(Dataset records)
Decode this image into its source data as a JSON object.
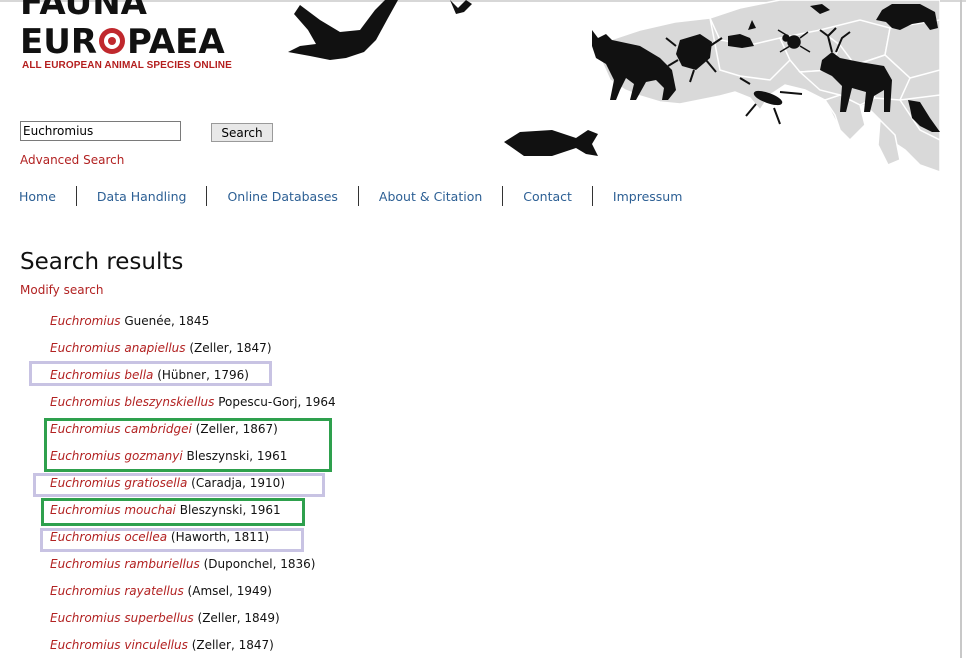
{
  "logo": {
    "line1": "FAUNA",
    "line2_pre": "EUR",
    "line2_post": "PAEA",
    "tagline": "ALL EUROPEAN ANIMAL SPECIES ONLINE",
    "accent": "#c0282d"
  },
  "search": {
    "value": "Euchromius",
    "button_label": "Search",
    "advanced_link": "Advanced Search"
  },
  "nav": {
    "items": [
      {
        "label": "Home"
      },
      {
        "label": "Data Handling"
      },
      {
        "label": "Online Databases"
      },
      {
        "label": "About & Citation"
      },
      {
        "label": "Contact"
      },
      {
        "label": "Impressum"
      }
    ]
  },
  "results": {
    "title": "Search results",
    "modify_link": "Modify search",
    "items": [
      {
        "name": "Euchromius",
        "author": "Guenée, 1845"
      },
      {
        "name": "Euchromius anapiellus",
        "author": "(Zeller, 1847)"
      },
      {
        "name": "Euchromius bella",
        "author": "(Hübner, 1796)"
      },
      {
        "name": "Euchromius bleszynskiellus",
        "author": "Popescu-Gorj, 1964"
      },
      {
        "name": "Euchromius cambridgei",
        "author": "(Zeller, 1867)"
      },
      {
        "name": "Euchromius gozmanyi",
        "author": "Bleszynski, 1961"
      },
      {
        "name": "Euchromius gratiosella",
        "author": "(Caradja, 1910)"
      },
      {
        "name": "Euchromius mouchai",
        "author": "Bleszynski, 1961"
      },
      {
        "name": "Euchromius ocellea",
        "author": "(Haworth, 1811)"
      },
      {
        "name": "Euchromius ramburiellus",
        "author": "(Duponchel, 1836)"
      },
      {
        "name": "Euchromius rayatellus",
        "author": "(Amsel, 1949)"
      },
      {
        "name": "Euchromius superbellus",
        "author": "(Zeller, 1849)"
      },
      {
        "name": "Euchromius vinculellus",
        "author": "(Zeller, 1847)"
      }
    ]
  },
  "colors": {
    "link_red": "#b22222",
    "nav_blue": "#2c5f94",
    "highlight_lavender": "#c8c3e3",
    "highlight_green": "#2ea04d"
  }
}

(TASK REQUIREMENTS)
Copy the data word for word. Pictures do not go in the copy.

(THE RESPONSE)
Decode this image into its source data as a JSON object.
{
  "logo": {
    "line1": "FAUNA",
    "line2_pre": "EUR",
    "line2_post": "PAEA",
    "tagline": "ALL EUROPEAN ANIMAL SPECIES ONLINE",
    "accent": "#c0282d"
  },
  "search": {
    "value": "Euchromius",
    "button_label": "Search",
    "advanced_link": "Advanced Search"
  },
  "nav": {
    "items": [
      {
        "label": "Home"
      },
      {
        "label": "Data Handling"
      },
      {
        "label": "Online Databases"
      },
      {
        "label": "About & Citation"
      },
      {
        "label": "Contact"
      },
      {
        "label": "Impressum"
      }
    ]
  },
  "results": {
    "title": "Search results",
    "modify_link": "Modify search",
    "items": [
      {
        "name": "Euchromius",
        "author": "Guenée, 1845"
      },
      {
        "name": "Euchromius anapiellus",
        "author": "(Zeller, 1847)"
      },
      {
        "name": "Euchromius bella",
        "author": "(Hübner, 1796)"
      },
      {
        "name": "Euchromius bleszynskiellus",
        "author": "Popescu-Gorj, 1964"
      },
      {
        "name": "Euchromius cambridgei",
        "author": "(Zeller, 1867)"
      },
      {
        "name": "Euchromius gozmanyi",
        "author": "Bleszynski, 1961"
      },
      {
        "name": "Euchromius gratiosella",
        "author": "(Caradja, 1910)"
      },
      {
        "name": "Euchromius mouchai",
        "author": "Bleszynski, 1961"
      },
      {
        "name": "Euchromius ocellea",
        "author": "(Haworth, 1811)"
      },
      {
        "name": "Euchromius ramburiellus",
        "author": "(Duponchel, 1836)"
      },
      {
        "name": "Euchromius rayatellus",
        "author": "(Amsel, 1949)"
      },
      {
        "name": "Euchromius superbellus",
        "author": "(Zeller, 1849)"
      },
      {
        "name": "Euchromius vinculellus",
        "author": "(Zeller, 1847)"
      }
    ]
  },
  "colors": {
    "link_red": "#b22222",
    "nav_blue": "#2c5f94",
    "highlight_lavender": "#c8c3e3",
    "highlight_green": "#2ea04d"
  }
}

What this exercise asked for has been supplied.